Record list:
++++++++

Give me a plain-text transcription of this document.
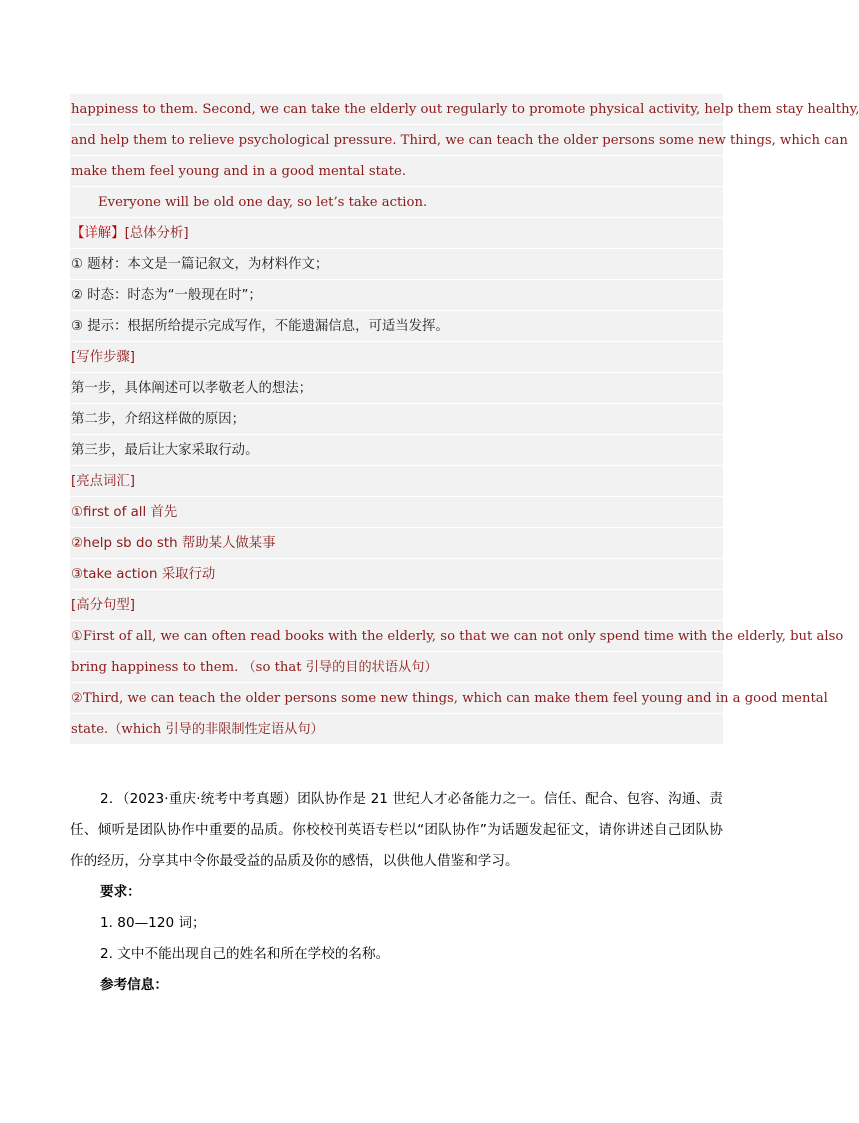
happiness to them. Second, we can take the elderly out regularly to promote physical activity, help them stay healthy,
and help them to relieve psychological pressure. Third, we can teach the older persons some new things, which can
make them feel young and in a good mental state.
Everyone will be old one day, so let’s take action.
【详解】[总体分析]
① 题材：本文是一篇记叙文，为材料作文；
② 时态：时态为“一般现在时”；
③ 提示：根据所给提示完成写作，不能遗漏信息，可适当发挥。
[写作步骤]
第一步，具体阐述可以孝敬老人的想法；
第二步，介绍这样做的原因；
第三步，最后让大家采取行动。
[亮点词汇]
①first of all 首先
②help sb do sth 帮助某人做某事
③take action 采取行动
[高分句型]
①First of all, we can often read books with the elderly, so that we can not only spend time with the elderly, but also
bring happiness to them. （so that 引导的目的状语从句）
②Third, we can teach the older persons some new things, which can make them feel young and in a good mental
state.（which 引导的非限制性定语从句）
2．（2023·重庆·统考中考真题）团队协作是 21 世纪人才必备能力之一。信任、配合、包容、沟通、责
任、倾听是团队协作中重要的品质。你校校刊英语专栏以“团队协作”为话题发起征文，请你讲述自己团队协
作的经历，分享其中令你最受益的品质及你的感悟，以供他人借鉴和学习。
要求：
1. 80—120 词；
2. 文中不能出现自己的姓名和所在学校的名称。
参考信息：
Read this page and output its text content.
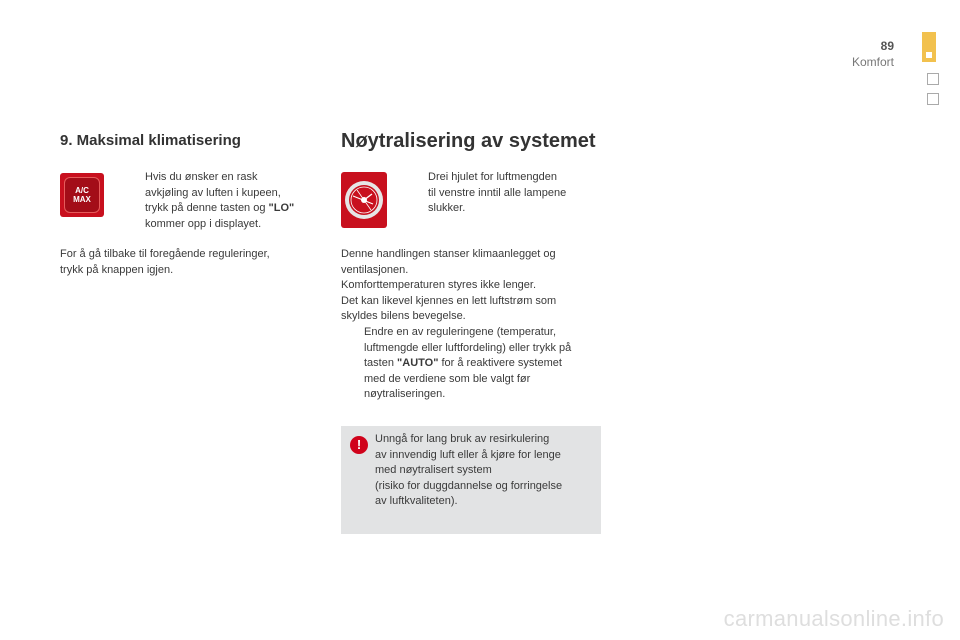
89
Komfort
9. Maksimal klimatisering
A/C
MAX
Hvis du ønsker en rask
avkjøling av luften i kupeen,
trykk på denne tasten og "LO"
kommer opp i displayet.
For å gå tilbake til foregående reguleringer,
trykk på knappen igjen.
Nøytralisering av systemet
Drei hjulet for luftmengden
til venstre inntil alle lampene
slukker.
Denne handlingen stanser klimaanlegget og
ventilasjonen.
Komforttemperaturen styres ikke lenger.
Det kan likevel kjennes en lett luftstrøm som
skyldes bilens bevegelse.
Endre en av reguleringene (temperatur,
luftmengde eller luftfordeling) eller trykk på
tasten "AUTO" for å reaktivere systemet
med de verdiene som ble valgt før
nøytraliseringen.
!	Unngå for lang bruk av resirkulering
av innvendig luft eller å kjøre for lenge
med nøytralisert system
(risiko for duggdannelse og forringelse
av luftkvaliteten).
carmanualsonline.info
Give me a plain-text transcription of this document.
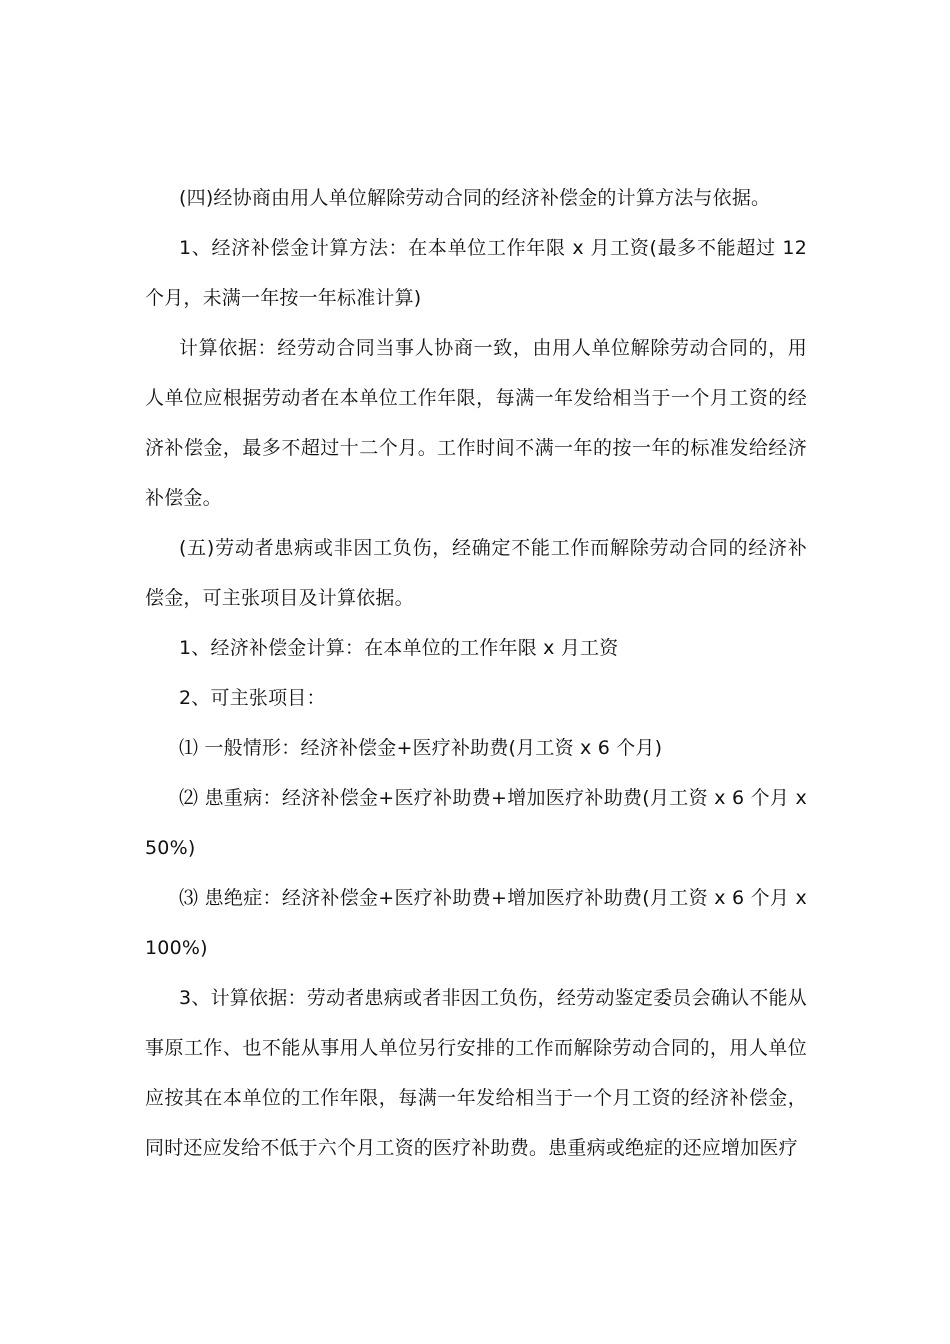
(四)经协商由用人单位解除劳动合同的经济补偿金的计算方法与依据。

1、经济补偿金计算方法：在本单位工作年限 x 月工资(最多不能超过 12 个月，未满一年按一年标准计算)

计算依据：经劳动合同当事人协商一致，由用人单位解除劳动合同的，用人单位应根据劳动者在本单位工作年限，每满一年发给相当于一个月工资的经济补偿金，最多不超过十二个月。工作时间不满一年的按一年的标准发给经济补偿金。

(五)劳动者患病或非因工负伤，经确定不能工作而解除劳动合同的经济补偿金，可主张项目及计算依据。

1、经济补偿金计算：在本单位的工作年限 x 月工资

2、可主张项目：

⑴ 一般情形：经济补偿金+医疗补助费(月工资 x 6 个月)

⑵ 患重病：经济补偿金+医疗补助费+增加医疗补助费(月工资 x 6 个月 x 50%)

⑶ 患绝症：经济补偿金+医疗补助费+增加医疗补助费(月工资 x 6 个月 x 100%)

3、计算依据：劳动者患病或者非因工负伤，经劳动鉴定委员会确认不能从事原工作、也不能从事用人单位另行安排的工作而解除劳动合同的，用人单位应按其在本单位的工作年限，每满一年发给相当于一个月工资的经济补偿金，同时还应发给不低于六个月工资的医疗补助费。患重病或绝症的还应增加医疗
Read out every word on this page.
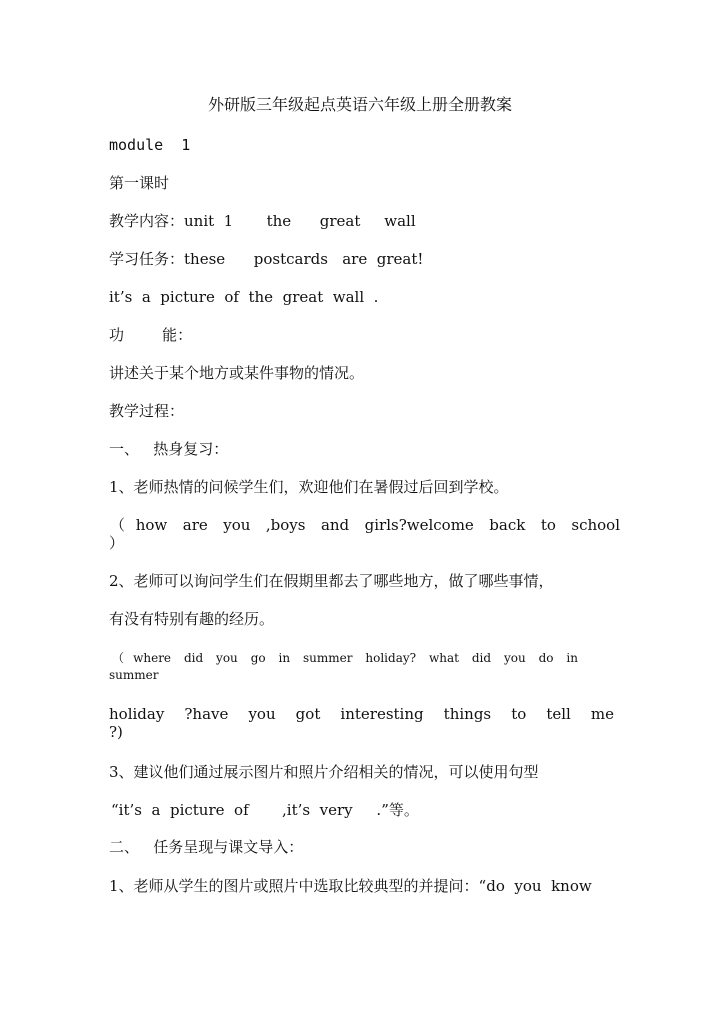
外研版三年级起点英语六年级上册全册教案
module  1
第一课时
教学内容：unit  1       the      great     wall
学习任务：these      postcards   are  great!
it’s  a  picture  of  the  great  wall  .
功        能：
讲述关于某个地方或某件事物的情况。
教学过程：
一、   热身复习：
1、老师热情的问候学生们，欢迎他们在暑假过后回到学校。
（how are you ,boys and girls?welcome back to school
）
2、老师可以询问学生们在假期里都去了哪些地方，做了哪些事情，
有没有特别有趣的经历。
（where did you go in summer holiday? what did you do in
summer
holiday ?have you got interesting things to tell me
?)
3、建议他们通过展示图片和照片介绍相关的情况，可以使用句型
“it’s  a  picture  of       ,it’s  very     .”等。
二、   任务呈现与课文导入：
1、老师从学生的图片或照片中选取比较典型的并提问：“do  you  know
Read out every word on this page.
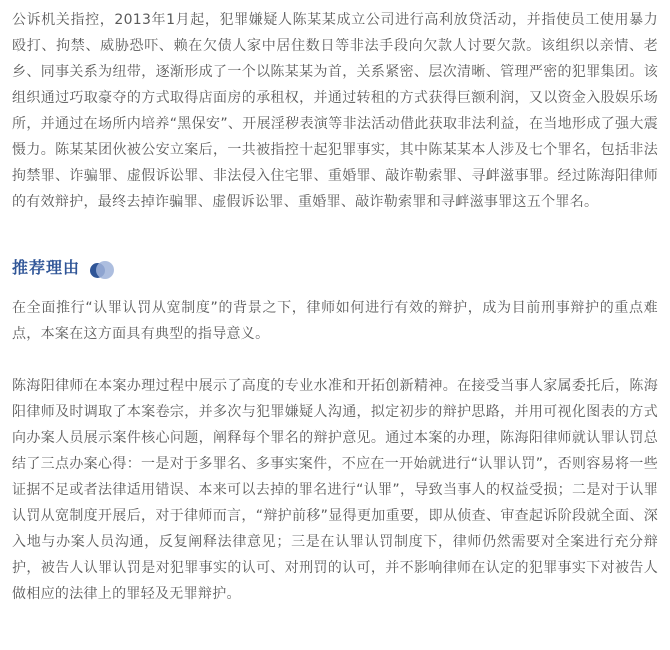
公诉机关指控，2013年1月起，犯罪嫌疑人陈某某成立公司进行高利放贷活动，并指使员工使用暴力殴打、拘禁、威胁恐吓、赖在欠债人家中居住数日等非法手段向欠款人讨要欠款。该组织以亲情、老乡、同事关系为纽带，逐渐形成了一个以陈某某为首，关系紧密、层次清晰、管理严密的犯罪集团。该组织通过巧取豪夺的方式取得店面房的承租权，并通过转租的方式获得巨额利润，又以资金入股娱乐场所，并通过在场所内培养“黑保安”、开展淫秽表演等非法活动借此获取非法利益，在当地形成了强大震慑力。陈某某团伙被公安立案后，一共被指控十起犯罪事实，其中陈某某本人涉及七个罪名，包括非法拘禁罪、诈骗罪、虚假诉讼罪、非法侵入住宅罪、重婚罪、敲诈勒索罪、寻衅滋事罪。经过陈海阳律师的有效辩护，最终去掉诈骗罪、虚假诉讼罪、重婚罪、敲诈勒索罪和寻衅滋事罪这五个罪名。

推荐理由

在全面推行“认罪认罚从宽制度”的背景之下，律师如何进行有效的辩护，成为目前刑事辩护的重点难点，本案在这方面具有典型的指导意义。

陈海阳律师在本案办理过程中展示了高度的专业水准和开拓创新精神。在接受当事人家属委托后，陈海阳律师及时调取了本案卷宗，并多次与犯罪嫌疑人沟通，拟定初步的辩护思路，并用可视化图表的方式向办案人员展示案件核心问题，阐释每个罪名的辩护意见。通过本案的办理，陈海阳律师就认罪认罚总结了三点办案心得：一是对于多罪名、多事实案件，不应在一开始就进行“认罪认罚”，否则容易将一些证据不足或者法律适用错误、本来可以去掉的罪名进行“认罪”，导致当事人的权益受损；二是对于认罪认罚从宽制度开展后，对于律师而言，“辩护前移”显得更加重要，即从侦查、审查起诉阶段就全面、深入地与办案人员沟通，反复阐释法律意见；三是在认罪认罚制度下，律师仍然需要对全案进行充分辩护，被告人认罪认罚是对犯罪事实的认可、对刑罚的认可，并不影响律师在认定的犯罪事实下对被告人做相应的法律上的罪轻及无罪辩护。
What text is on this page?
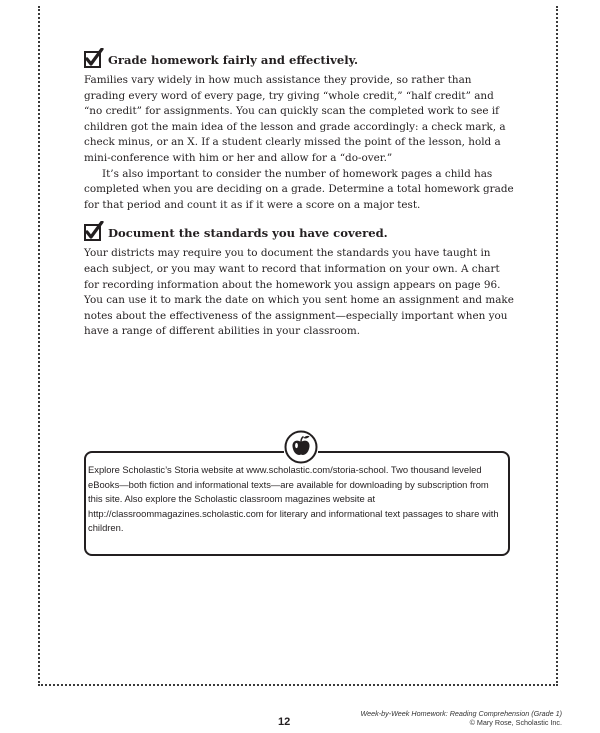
Grade homework fairly and effectively.

Families vary widely in how much assistance they provide, so rather than grading every word of every page, try giving “whole credit,” “half credit” and “no credit” for assignments. You can quickly scan the completed work to see if children got the main idea of the lesson and grade accordingly: a check mark, a check minus, or an X. If a student clearly missed the point of the lesson, hold a mini-conference with him or her and allow for a “do-over.”

It’s also important to consider the number of homework pages a child has completed when you are deciding on a grade. Determine a total homework grade for that period and count it as if it were a score on a major test.

Document the standards you have covered.

Your districts may require you to document the standards you have taught in each subject, or you may want to record that information on your own. A chart for recording information about the homework you assign appears on page 96. You can use it to mark the date on which you sent home an assignment and make notes about the effectiveness of the assignment—especially important when you have a range of different abilities in your classroom.

Explore Scholastic’s Storia website at www.scholastic.com/storia-school. Two thousand leveled eBooks—both fiction and informational texts—are available for downloading by subscription from this site. Also explore the Scholastic classroom magazines website at http://classroommagazines.scholastic.com for literary and informational text passages to share with children.
12
Week-by-Week Homework: Reading Comprehension (Grade 1)
© Mary Rose, Scholastic Inc.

++++++++

Transcribe every entry word for word, but skip the pictures.

Solution below:
Give me a plain-text transcription of this document.
happiness to them. Second, we can take the elderly out regularly to promote physical activity, help them stay healthy,
and help them to relieve psychological pressure. Third, we can teach the older persons some new things, which can
make them feel young and in a good mental state.
Everyone will be old one day, so let’s take action.
【详解】[总体分析]
① 题材：本文是一篇记叙文，为材料作文；
② 时态：时态为“一般现在时”；
③ 提示：根据所给提示完成写作，不能遗漏信息，可适当发挥。
[写作步骤]
第一步，具体阐述可以孝敬老人的想法；
第二步，介绍这样做的原因；
第三步，最后让大家采取行动。
[亮点词汇]
①first of all 首先
②help sb do sth 帮助某人做某事
③take action 采取行动
[高分句型]
①First of all, we can often read books with the elderly, so that we can not only spend time with the elderly, but also
bring happiness to them. （so that 引导的目的状语从句）
②Third, we can teach the older persons some new things, which can make them feel young and in a good mental
state.（which 引导的非限制性定语从句）
2．（2023·重庆·统考中考真题）团队协作是 21 世纪人才必备能力之一。信任、配合、包容、沟通、责
任、倾听是团队协作中重要的品质。你校校刊英语专栏以“团队协作”为话题发起征文，请你讲述自己团队协
作的经历，分享其中令你最受益的品质及你的感悟，以供他人借鉴和学习。
要求：
1. 80—120 词；
2. 文中不能出现自己的姓名和所在学校的名称。
参考信息：
Read this page and output its text content.
89
Komfort
9. Maksimal klimatisering
A/C
MAX
Hvis du ønsker en rask
avkjøling av luften i kupeen,
trykk på denne tasten og "LO"
kommer opp i displayet.
For å gå tilbake til foregående reguleringer,
trykk på knappen igjen.
Nøytralisering av systemet
Drei hjulet for luftmengden
til venstre inntil alle lampene
slukker.
Denne handlingen stanser klimaanlegget og
ventilasjonen.
Komforttemperaturen styres ikke lenger.
Det kan likevel kjennes en lett luftstrøm som
skyldes bilens bevegelse.
Endre en av reguleringene (temperatur,
luftmengde eller luftfordeling) eller trykk på
tasten "AUTO" for å reaktivere systemet
med de verdiene som ble valgt før
nøytraliseringen.
!	Unngå for lang bruk av resirkulering
av innvendig luft eller å kjøre for lenge
med nøytralisert system
(risiko for duggdannelse og forringelse
av luftkvaliteten).
carmanualsonline.info
Give me a plain-text transcription of this document.
(四)经协商由用人单位解除劳动合同的经济补偿金的计算方法与依据。

1、经济补偿金计算方法：在本单位工作年限 x 月工资(最多不能超过 12 个月，未满一年按一年标准计算)

计算依据：经劳动合同当事人协商一致，由用人单位解除劳动合同的，用人单位应根据劳动者在本单位工作年限，每满一年发给相当于一个月工资的经济补偿金，最多不超过十二个月。工作时间不满一年的按一年的标准发给经济补偿金。

(五)劳动者患病或非因工负伤，经确定不能工作而解除劳动合同的经济补偿金，可主张项目及计算依据。

1、经济补偿金计算：在本单位的工作年限 x 月工资

2、可主张项目：

⑴ 一般情形：经济补偿金+医疗补助费(月工资 x 6 个月)

⑵ 患重病：经济补偿金+医疗补助费+增加医疗补助费(月工资 x 6 个月 x 50%)

⑶ 患绝症：经济补偿金+医疗补助费+增加医疗补助费(月工资 x 6 个月 x 100%)

3、计算依据：劳动者患病或者非因工负伤，经劳动鉴定委员会确认不能从事原工作、也不能从事用人单位另行安排的工作而解除劳动合同的，用人单位应按其在本单位的工作年限，每满一年发给相当于一个月工资的经济补偿金，同时还应发给不低于六个月工资的医疗补助费。患重病或绝症的还应增加医疗
Read out every word on this page.
外研版三年级起点英语六年级上册全册教案
module  1
第一课时
教学内容：unit  1       the      great     wall
学习任务：these      postcards   are  great!
it’s  a  picture  of  the  great  wall  .
功        能：
讲述关于某个地方或某件事物的情况。
教学过程：
一、   热身复习：
1、老师热情的问候学生们，欢迎他们在暑假过后回到学校。
（how are you ,boys and girls?welcome back to school
）
2、老师可以询问学生们在假期里都去了哪些地方，做了哪些事情，
有没有特别有趣的经历。
（where did you go in summer holiday? what did you do in
summer
holiday ?have you got interesting things to tell me
?)
3、建议他们通过展示图片和照片介绍相关的情况，可以使用句型
“it’s  a  picture  of       ,it’s  very     .”等。
二、   任务呈现与课文导入：
1、老师从学生的图片或照片中选取比较典型的并提问：“do  you  know
Read out every word on this page.
公诉机关指控，2013年1月起，犯罪嫌疑人陈某某成立公司进行高利放贷活动，并指使员工使用暴力殴打、拘禁、威胁恐吓、赖在欠债人家中居住数日等非法手段向欠款人讨要欠款。该组织以亲情、老乡、同事关系为纽带，逐渐形成了一个以陈某某为首，关系紧密、层次清晰、管理严密的犯罪集团。该组织通过巧取豪夺的方式取得店面房的承租权，并通过转租的方式获得巨额利润，又以资金入股娱乐场所，并通过在场所内培养“黑保安”、开展淫秽表演等非法活动借此获取非法利益，在当地形成了强大震慑力。陈某某团伙被公安立案后，一共被指控十起犯罪事实，其中陈某某本人涉及七个罪名，包括非法拘禁罪、诈骗罪、虚假诉讼罪、非法侵入住宅罪、重婚罪、敲诈勒索罪、寻衅滋事罪。经过陈海阳律师的有效辩护，最终去掉诈骗罪、虚假诉讼罪、重婚罪、敲诈勒索罪和寻衅滋事罪这五个罪名。

推荐理由

在全面推行“认罪认罚从宽制度”的背景之下，律师如何进行有效的辩护，成为目前刑事辩护的重点难点，本案在这方面具有典型的指导意义。

陈海阳律师在本案办理过程中展示了高度的专业水准和开拓创新精神。在接受当事人家属委托后，陈海阳律师及时调取了本案卷宗，并多次与犯罪嫌疑人沟通，拟定初步的辩护思路，并用可视化图表的方式向办案人员展示案件核心问题，阐释每个罪名的辩护意见。通过本案的办理，陈海阳律师就认罪认罚总结了三点办案心得：一是对于多罪名、多事实案件，不应在一开始就进行“认罪认罚”，否则容易将一些证据不足或者法律适用错误、本来可以去掉的罪名进行“认罪”，导致当事人的权益受损；二是对于认罪认罚从宽制度开展后，对于律师而言，“辩护前移”显得更加重要，即从侦查、审查起诉阶段就全面、深入地与办案人员沟通，反复阐释法律意见；三是在认罪认罚制度下，律师仍然需要对全案进行充分辩护，被告人认罪认罚是对犯罪事实的认可、对刑罚的认可，并不影响律师在认定的犯罪事实下对被告人做相应的法律上的罪轻及无罪辩护。
What text is on this page?
Grade homework fairly and effectively.

Families vary widely in how much assistance they provide, so rather than grading every word of every page, try giving “whole credit,” “half credit” and “no credit” for assignments. You can quickly scan the completed work to see if children got the main idea of the lesson and grade accordingly: a check mark, a check minus, or an X. If a student clearly missed the point of the lesson, hold a mini-conference with him or her and allow for a “do-over.”

It’s also important to consider the number of homework pages a child has completed when you are deciding on a grade. Determine a total homework grade for that period and count it as if it were a score on a major test.

Document the standards you have covered.

Your districts may require you to document the standards you have taught in each subject, or you may want to record that information on your own. A chart for recording information about the homework you assign appears on page 96. You can use it to mark the date on which you sent home an assignment and make notes about the effectiveness of the assignment—especially important when you have a range of different abilities in your classroom.

Explore Scholastic’s Storia website at www.scholastic.com/storia-school. Two thousand leveled eBooks—both fiction and informational texts—are available for downloading by subscription from this site. Also explore the Scholastic classroom magazines website at http://classroommagazines.scholastic.com for literary and informational text passages to share with children.
12
Week-by-Week Homework: Reading Comprehension (Grade 1)
© Mary Rose, Scholastic Inc.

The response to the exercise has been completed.